INSTRUCTIONS FOR THE TASK:
Write the material out again exactly as it stands.

-- MATERIAL FOR THIS TASK start --

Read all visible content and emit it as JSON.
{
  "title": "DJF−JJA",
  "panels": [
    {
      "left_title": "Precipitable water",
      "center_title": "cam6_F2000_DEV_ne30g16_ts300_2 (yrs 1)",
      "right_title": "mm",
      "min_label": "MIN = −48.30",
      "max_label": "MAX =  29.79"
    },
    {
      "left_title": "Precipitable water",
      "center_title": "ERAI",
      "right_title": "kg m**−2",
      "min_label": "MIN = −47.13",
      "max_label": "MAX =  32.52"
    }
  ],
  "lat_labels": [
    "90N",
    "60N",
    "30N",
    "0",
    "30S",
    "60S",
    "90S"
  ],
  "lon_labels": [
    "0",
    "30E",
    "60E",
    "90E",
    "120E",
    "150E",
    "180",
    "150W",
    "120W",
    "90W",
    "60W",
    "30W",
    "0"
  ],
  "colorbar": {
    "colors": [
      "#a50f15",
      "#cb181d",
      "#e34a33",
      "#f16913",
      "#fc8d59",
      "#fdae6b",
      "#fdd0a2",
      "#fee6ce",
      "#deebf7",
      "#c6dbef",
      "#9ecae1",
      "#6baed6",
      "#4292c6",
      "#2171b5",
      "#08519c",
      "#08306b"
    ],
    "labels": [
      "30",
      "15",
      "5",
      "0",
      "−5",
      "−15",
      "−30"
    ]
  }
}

-- MATERIAL FOR THIS TASK end --

RESPONSE TO THIS TASK:
Read all visible content and emit it as JSON.
{
  "title": "DJF−JJA",
  "panels": [
    {
      "left_title": "Precipitable water",
      "center_title": "cam6_F2000_DEV_ne30g16_ts300_2 (yrs 1)",
      "right_title": "mm",
      "min_label": "MIN = −48.30",
      "max_label": "MAX =  29.79"
    },
    {
      "left_title": "Precipitable water",
      "center_title": "ERAI",
      "right_title": "kg m**−2",
      "min_label": "MIN = −47.13",
      "max_label": "MAX =  32.52"
    }
  ],
  "lat_labels": [
    "90N",
    "60N",
    "30N",
    "0",
    "30S",
    "60S",
    "90S"
  ],
  "lon_labels": [
    "0",
    "30E",
    "60E",
    "90E",
    "120E",
    "150E",
    "180",
    "150W",
    "120W",
    "90W",
    "60W",
    "30W",
    "0"
  ],
  "colorbar": {
    "colors": [
      "#a50f15",
      "#cb181d",
      "#e34a33",
      "#f16913",
      "#fc8d59",
      "#fdae6b",
      "#fdd0a2",
      "#fee6ce",
      "#deebf7",
      "#c6dbef",
      "#9ecae1",
      "#6baed6",
      "#4292c6",
      "#2171b5",
      "#08519c",
      "#08306b"
    ],
    "labels": [
      "30",
      "15",
      "5",
      "0",
      "−5",
      "−15",
      "−30"
    ]
  }
}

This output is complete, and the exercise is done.